THE RECORDS:
■ ■ ■ ■ ■ ■ ■

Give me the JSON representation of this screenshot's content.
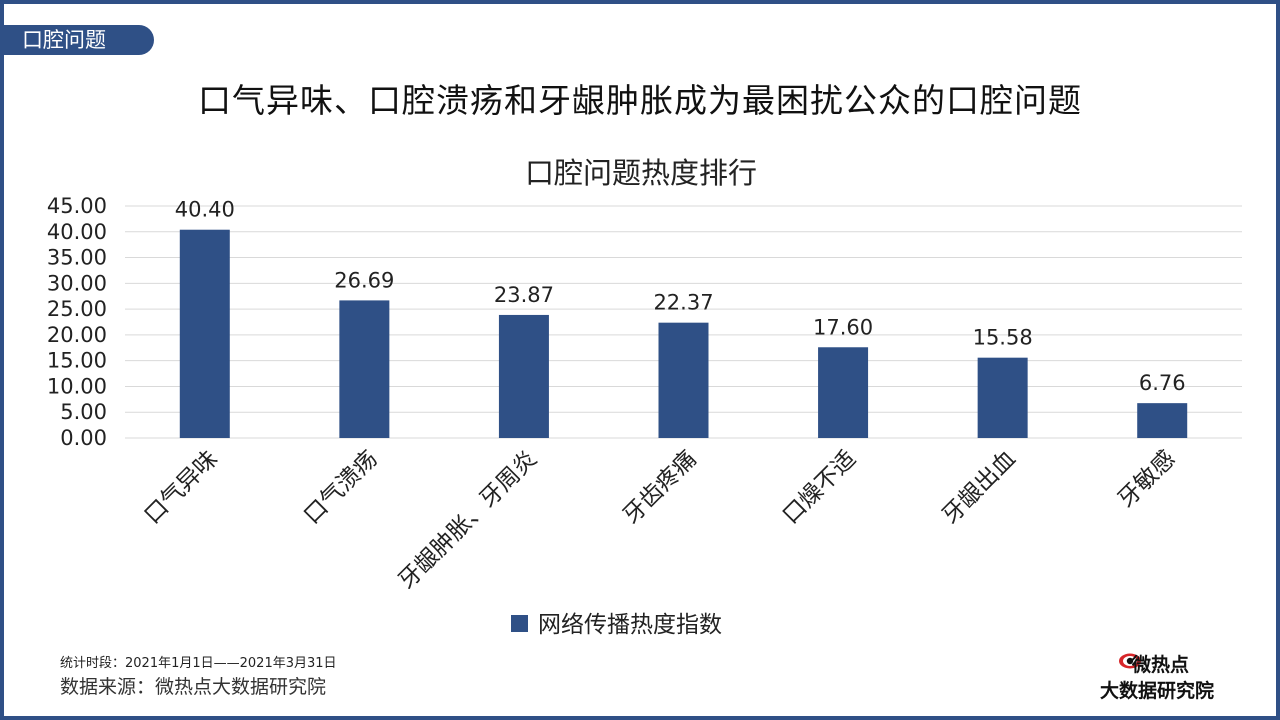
{
  "section_tag": "口腔问题",
  "headline": "口气异味、口腔溃疡和牙龈肿胀成为最困扰公众的口腔问题",
  "chart_data": {
    "type": "bar",
    "title": "口腔问题热度排行",
    "categories": [
      "口气异味",
      "口气溃疡",
      "牙龈肿胀、牙周炎",
      "牙齿疼痛",
      "口燥不适",
      "牙龈出血",
      "牙敏感"
    ],
    "series": [
      {
        "name": "网络传播热度指数",
        "values": [
          40.4,
          26.69,
          23.87,
          22.37,
          17.6,
          15.58,
          6.76
        ]
      }
    ],
    "data_labels": [
      "40.40",
      "26.69",
      "23.87",
      "22.37",
      "17.60",
      "15.58",
      "6.76"
    ],
    "y_ticks": [
      "0.00",
      "5.00",
      "10.00",
      "15.00",
      "20.00",
      "25.00",
      "30.00",
      "35.00",
      "40.00",
      "45.00"
    ],
    "ylim": [
      0,
      45
    ],
    "grid": true,
    "legend_position": "bottom",
    "bar_color": "#2f5086"
  },
  "footer": {
    "period": "统计时段：2021年1月1日——2021年3月31日",
    "source": "数据来源：微热点大数据研究院"
  },
  "logo": {
    "top_text": "微热点",
    "bottom_text": "大数据研究院",
    "icon": "eye-icon"
  },
  "colors": {
    "frame": "#2f5086",
    "logo_accent": "#d7262a"
  }
}
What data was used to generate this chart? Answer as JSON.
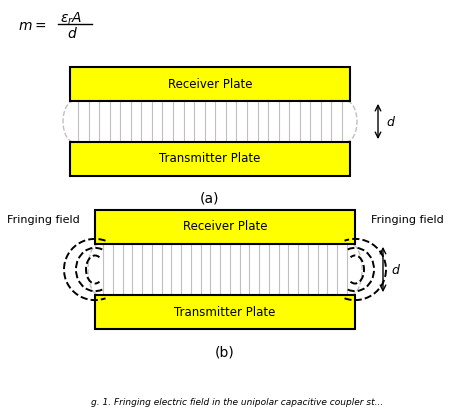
{
  "bg_color": "#ffffff",
  "plate_color": "#ffff00",
  "plate_edge_color": "#000000",
  "field_line_color": "#c0c0c0",
  "arrow_color": "#000000",
  "title_a": "(a)",
  "title_b": "(b)",
  "receiver_label": "Receiver Plate",
  "transmitter_label": "Transmitter Plate",
  "fringing_label": "Fringing field",
  "fig_width": 4.74,
  "fig_height": 4.19,
  "formula_m": "$m$",
  "formula_num": "$\\varepsilon_r A$",
  "formula_den": "$d$"
}
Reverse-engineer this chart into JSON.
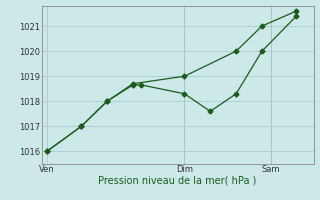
{
  "background_color": "#cce8e8",
  "grid_color": "#aacccc",
  "line_color": "#1a5c1a",
  "xlabel": "Pression niveau de la mer( hPa )",
  "xlabel_fontsize": 7,
  "xlabel_color": "#1a5c1a",
  "ylim": [
    1015.5,
    1021.8
  ],
  "yticks": [
    1016,
    1017,
    1018,
    1019,
    1020,
    1021
  ],
  "ytick_fontsize": 6,
  "xtick_labels": [
    "Ven",
    "Dim",
    "Sam"
  ],
  "xtick_positions": [
    0,
    8,
    13
  ],
  "xtick_fontsize": 6,
  "vline_positions": [
    8,
    13
  ],
  "line1_x": [
    0,
    2,
    3.5,
    5,
    5.5,
    8,
    9.5,
    11,
    12.5,
    14.5
  ],
  "line1_y": [
    1016.0,
    1017.0,
    1018.0,
    1018.65,
    1018.65,
    1018.3,
    1017.6,
    1018.3,
    1020.0,
    1021.4
  ],
  "line2_x": [
    0,
    2,
    3.5,
    5,
    8,
    11,
    12.5,
    14.5
  ],
  "line2_y": [
    1016.0,
    1017.0,
    1018.0,
    1018.7,
    1019.0,
    1020.0,
    1021.0,
    1021.6
  ],
  "marker_size": 2.5,
  "linewidth": 0.9,
  "xlim": [
    -0.3,
    15.5
  ]
}
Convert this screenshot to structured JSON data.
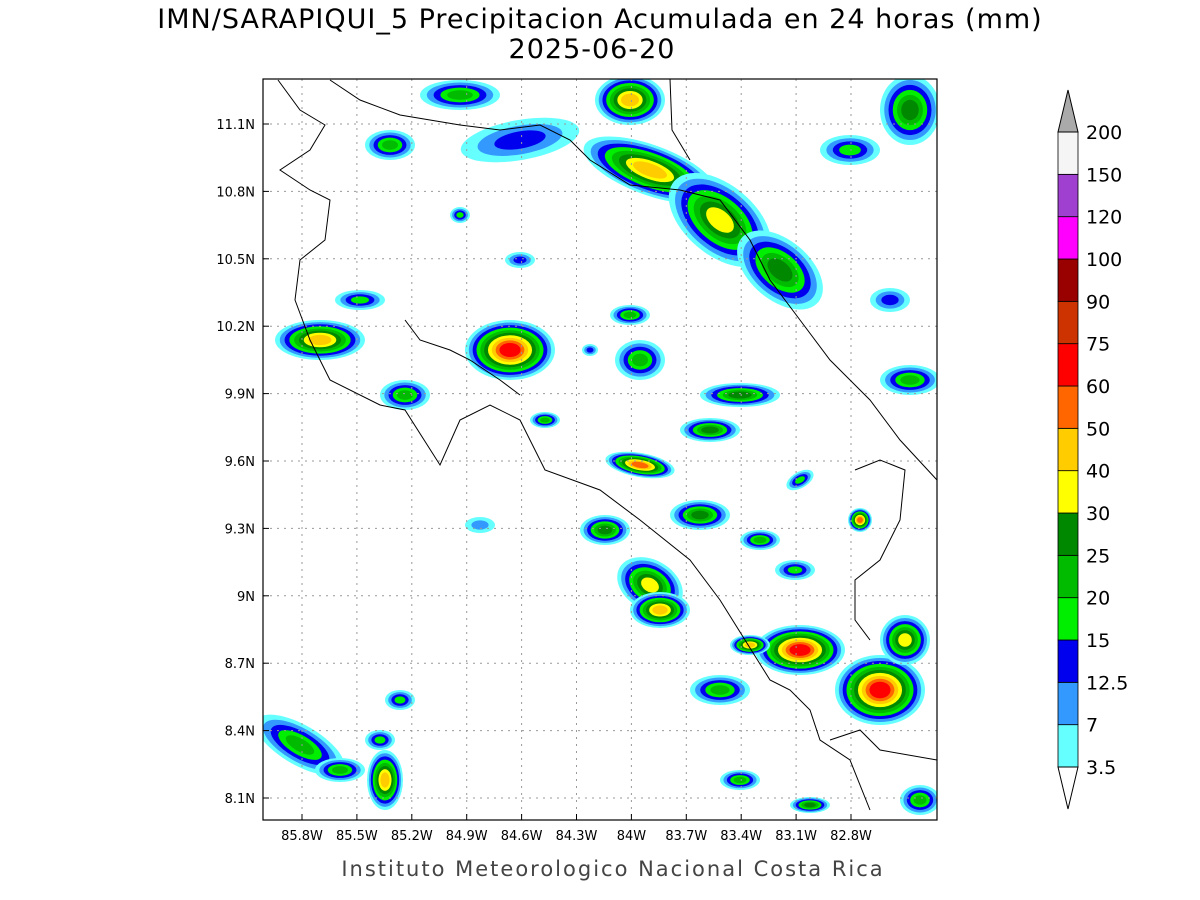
{
  "header": {
    "title": "IMN/SARAPIQUI_5 Precipitacion Acumulada en 24 horas (mm)",
    "date": "2025-06-20"
  },
  "map": {
    "xticks": [
      "85.8W",
      "85.5W",
      "85.2W",
      "84.9W",
      "84.6W",
      "84.3W",
      "84W",
      "83.7W",
      "83.4W",
      "83.1W",
      "82.8W"
    ],
    "yticks": [
      "11.1N",
      "10.8N",
      "10.5N",
      "10.2N",
      "9.9N",
      "9.6N",
      "9.3N",
      "9N",
      "8.7N",
      "8.4N",
      "8.1N"
    ]
  },
  "colorbar": {
    "levels": [
      3.5,
      7,
      12.5,
      15,
      20,
      25,
      30,
      40,
      50,
      60,
      75,
      90,
      100,
      120,
      150,
      200
    ],
    "colors": [
      "#66ffff",
      "#3399ff",
      "#0000ee",
      "#00ee00",
      "#00bb00",
      "#008800",
      "#ffff00",
      "#ffcc00",
      "#ff6600",
      "#ff0000",
      "#cc3300",
      "#990000",
      "#ff00ff",
      "#a040d0",
      "#f5f5f5"
    ],
    "above_color": "#aaaaaa",
    "below_color": "#ffffff"
  },
  "footer": "Instituto Meteorologico Nacional Costa Rica"
}
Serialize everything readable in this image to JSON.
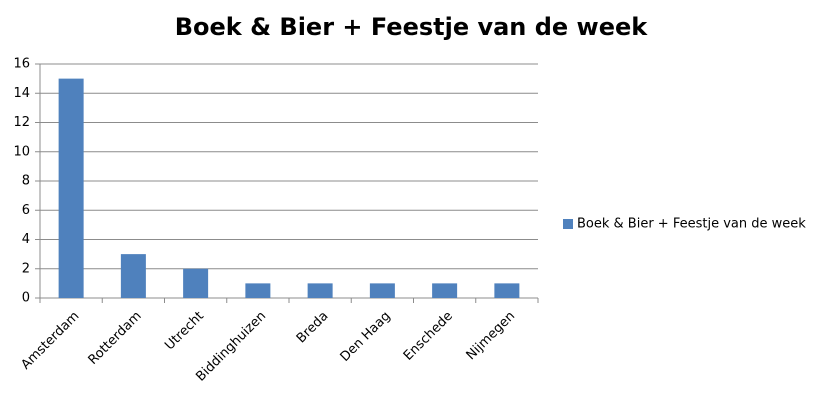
{
  "chart_data": {
    "type": "bar",
    "title": "Boek & Bier + Feestje van de week",
    "categories": [
      "Amsterdam",
      "Rotterdam",
      "Utrecht",
      "Biddinghuizen",
      "Breda",
      "Den Haag",
      "Enschede",
      "Nijmegen"
    ],
    "series": [
      {
        "name": "Boek & Bier + Feestje van de week",
        "color": "#4f81bd",
        "values": [
          15,
          3,
          2,
          1,
          1,
          1,
          1,
          1
        ]
      }
    ],
    "ylim": [
      0,
      16
    ],
    "yticks": [
      0,
      2,
      4,
      6,
      8,
      10,
      12,
      14,
      16
    ],
    "grid": true,
    "legend": "right"
  }
}
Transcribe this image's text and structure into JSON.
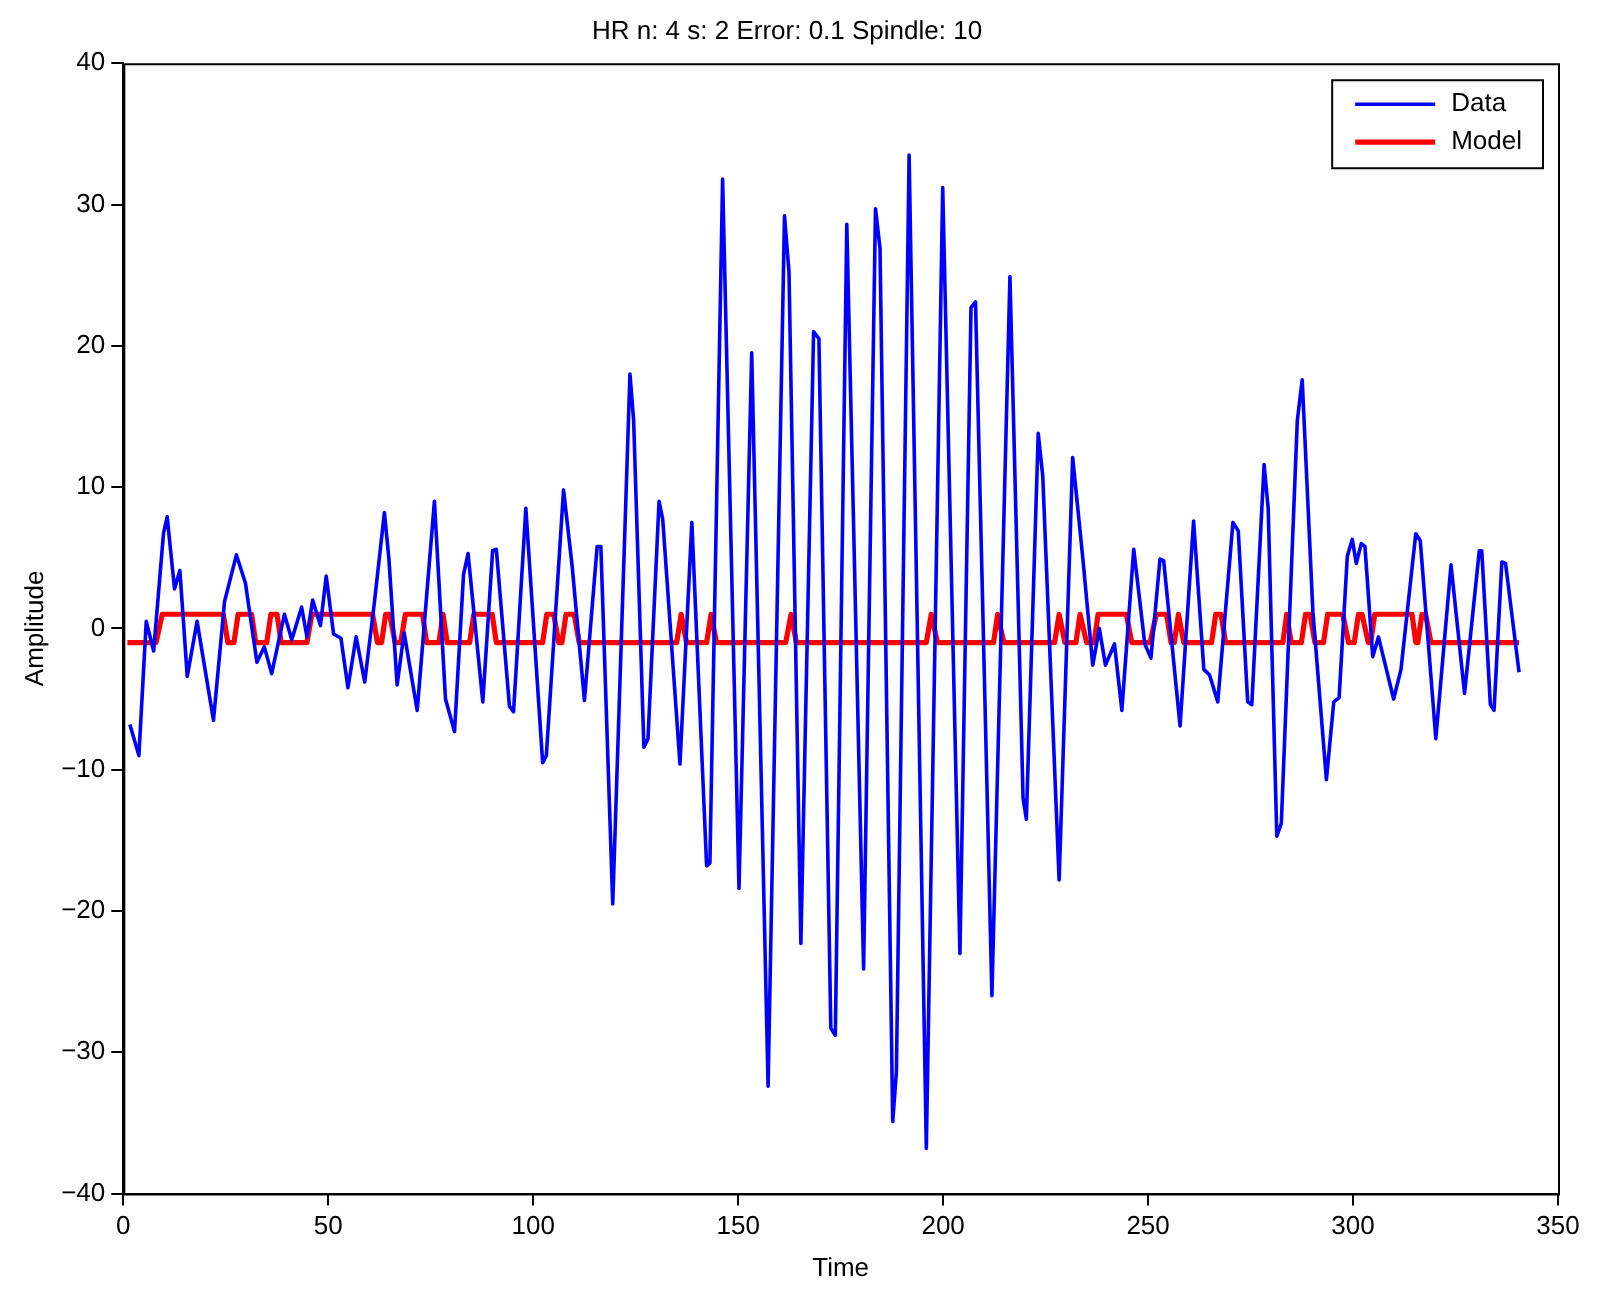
{
  "chart_data": {
    "type": "line",
    "title": "HR n: 4 s: 2 Error: 0.1 Spindle: 10",
    "xlabel": "Time",
    "ylabel": "Amplitude",
    "xlim": [
      0,
      350
    ],
    "xticks": [
      0,
      50,
      100,
      150,
      200,
      250,
      300,
      350
    ],
    "ylim": [
      -40,
      40
    ],
    "yticks": [
      -40,
      -30,
      -20,
      -10,
      0,
      10,
      20,
      30,
      40
    ],
    "grid": false,
    "legend": "top right",
    "marker": "none",
    "line_style": "solid",
    "series": [
      {
        "name": "Data",
        "color": "#0000ff",
        "x": [
          1.6,
          3.8,
          5.6,
          7.4,
          9.8,
          10.7,
          12.5,
          13.8,
          15.6,
          18,
          22,
          24.7,
          27.6,
          29.8,
          32.6,
          34.4,
          36.2,
          39.3,
          41.1,
          43.5,
          44.8,
          46.2,
          48.1,
          49.5,
          51.3,
          53.1,
          54.8,
          56.8,
          58.9,
          61.2,
          63.7,
          64.8,
          66.8,
          68.5,
          71.7,
          75.9,
          78.6,
          80.8,
          83,
          84.1,
          87.7,
          90.1,
          91,
          94.2,
          95.2,
          98.2,
          102.3,
          103.2,
          107.4,
          109.5,
          112.5,
          115.6,
          116.5,
          119.4,
          123.6,
          124.5,
          127,
          128,
          130.7,
          131.6,
          135.8,
          138.7,
          142.3,
          143.1,
          146.2,
          150.2,
          153.3,
          157.3,
          161.3,
          162.4,
          165.3,
          168.4,
          169.7,
          172.6,
          173.7,
          176.5,
          180.6,
          183.5,
          184.6,
          187.7,
          188.6,
          191.7,
          195.9,
          199.9,
          204.1,
          206.8,
          207.9,
          211.9,
          216.3,
          219.5,
          220.3,
          223.2,
          224.3,
          228.3,
          231.6,
          234.1,
          236.5,
          238.1,
          239.6,
          241.8,
          243.6,
          246.5,
          249.2,
          250.7,
          252.9,
          253.8,
          257.8,
          261.1,
          263.6,
          265,
          267,
          270.7,
          272,
          274.3,
          275.3,
          278.3,
          279.3,
          281.4,
          282.5,
          286.4,
          287.6,
          290.2,
          293.5,
          295.3,
          296.6,
          298.6,
          299.8,
          300.8,
          302,
          302.9,
          304.8,
          306.2,
          309.9,
          311.7,
          315.3,
          316.4,
          320.2,
          323.9,
          327.2,
          330.8,
          331.4,
          333.5,
          334.4,
          336.3,
          337.2,
          340.5
        ],
        "values": [
          -6.8,
          -9,
          0.5,
          -1.6,
          6.7,
          7.9,
          2.8,
          4.1,
          -3.4,
          0.5,
          -6.5,
          1.9,
          5.2,
          3.2,
          -2.4,
          -1.3,
          -3.2,
          1,
          -0.8,
          1.5,
          -0.6,
          2,
          0.2,
          3.7,
          -0.4,
          -0.7,
          -4.2,
          -0.6,
          -3.8,
          1.7,
          8.2,
          4.9,
          -4,
          -0.3,
          -5.8,
          9,
          -5,
          -7.3,
          3.8,
          5.3,
          -5.2,
          5.5,
          5.6,
          -5.5,
          -5.9,
          8.5,
          -9.5,
          -9,
          9.8,
          4.4,
          -5.1,
          5.8,
          5.8,
          -19.5,
          18,
          14.7,
          -8.4,
          -7.8,
          9,
          7.7,
          -9.6,
          7.5,
          -16.8,
          -16.6,
          31.8,
          -18.4,
          19.5,
          -32.4,
          29.2,
          25.2,
          -22.3,
          21,
          20.5,
          -28.3,
          -28.8,
          28.6,
          -24.1,
          29.7,
          26.9,
          -34.9,
          -31.4,
          33.5,
          -36.8,
          31.2,
          -23,
          22.7,
          23.1,
          -26,
          24.9,
          -12,
          -13.5,
          13.8,
          10.8,
          -17.8,
          12.1,
          4.9,
          -2.6,
          0,
          -2.6,
          -1.1,
          -5.8,
          5.6,
          -1.1,
          -2.1,
          4.9,
          4.8,
          -6.9,
          7.6,
          -2.9,
          -3.3,
          -5.2,
          7.5,
          6.9,
          -5.2,
          -5.4,
          11.6,
          8.5,
          -14.7,
          -13.8,
          14.7,
          17.6,
          1.2,
          -10.7,
          -5.2,
          -4.9,
          5.1,
          6.3,
          4.6,
          6,
          5.8,
          -2,
          -0.6,
          -5,
          -2.9,
          6.7,
          6.2,
          -7.8,
          4.5,
          -4.6,
          5.5,
          5.5,
          -5.4,
          -5.8,
          4.7,
          4.6,
          -3.1
        ]
      },
      {
        "name": "Model",
        "color": "#ff0000",
        "x": [
          1,
          8,
          9.5,
          24.4,
          25.5,
          27,
          28,
          31.3,
          32.3,
          35,
          36,
          37.5,
          38.5,
          44.8,
          46,
          60.8,
          62,
          63,
          64,
          65,
          66.3,
          67.7,
          68.8,
          73,
          74,
          77,
          78,
          79,
          84.5,
          85.5,
          90,
          91,
          102.3,
          103.3,
          105,
          106.2,
          107,
          108,
          110,
          111.2,
          135,
          136.1,
          137.4,
          142.3,
          143.4,
          144.7,
          161.6,
          162.9,
          164.2,
          195.9,
          197.1,
          198.6,
          212.3,
          213.3,
          214.8,
          227.2,
          228.3,
          229.7,
          232.4,
          233.4,
          235,
          236.8,
          237.8,
          244.7,
          246,
          250.5,
          252,
          254.5,
          255.6,
          256.4,
          257.4,
          258.7,
          265.5,
          266.5,
          267.8,
          268.9,
          282.9,
          283.8,
          284.9,
          287.4,
          288.4,
          289.5,
          290.7,
          292.8,
          293.8,
          297.5,
          298.9,
          300.3,
          301.3,
          302.2,
          303.7,
          304.3,
          305.3,
          314.4,
          315.3,
          315.8,
          316.8,
          317.7,
          319,
          340.5
        ],
        "values": [
          -1,
          -1,
          1,
          1,
          -1,
          -1,
          1,
          1,
          -1,
          -1,
          1,
          1,
          -1,
          -1,
          1,
          1,
          -1,
          -1,
          1,
          1,
          -1,
          -1,
          1,
          1,
          -1,
          -1,
          1,
          -1,
          -1,
          1,
          1,
          -1,
          -1,
          1,
          1,
          -1,
          -1,
          1,
          1,
          -1,
          -1,
          1,
          -1,
          -1,
          1,
          -1,
          -1,
          1,
          -1,
          -1,
          1,
          -1,
          -1,
          1,
          -1,
          -1,
          1,
          -1,
          -1,
          1,
          -1,
          -1,
          1,
          1,
          -1,
          -1,
          1,
          1,
          -1,
          -1,
          1,
          -1,
          -1,
          1,
          1,
          -1,
          -1,
          1,
          -1,
          -1,
          1,
          1,
          -1,
          -1,
          1,
          1,
          -1,
          -1,
          1,
          1,
          -1,
          -1,
          1,
          1,
          -1,
          -1,
          1,
          1,
          -1,
          -1
        ]
      }
    ]
  }
}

■ ■ ■ ■ ■ ■ ■

DIRECTIONS FOR THIS TASK: Search the data for the string "Bier" and copy each line where it appears.

SOLUTION TO THIS EXERCISE:
    "title": "Boek & Bier + Feestje van de week",
        "name": "Boek & Bier + Feestje van de week",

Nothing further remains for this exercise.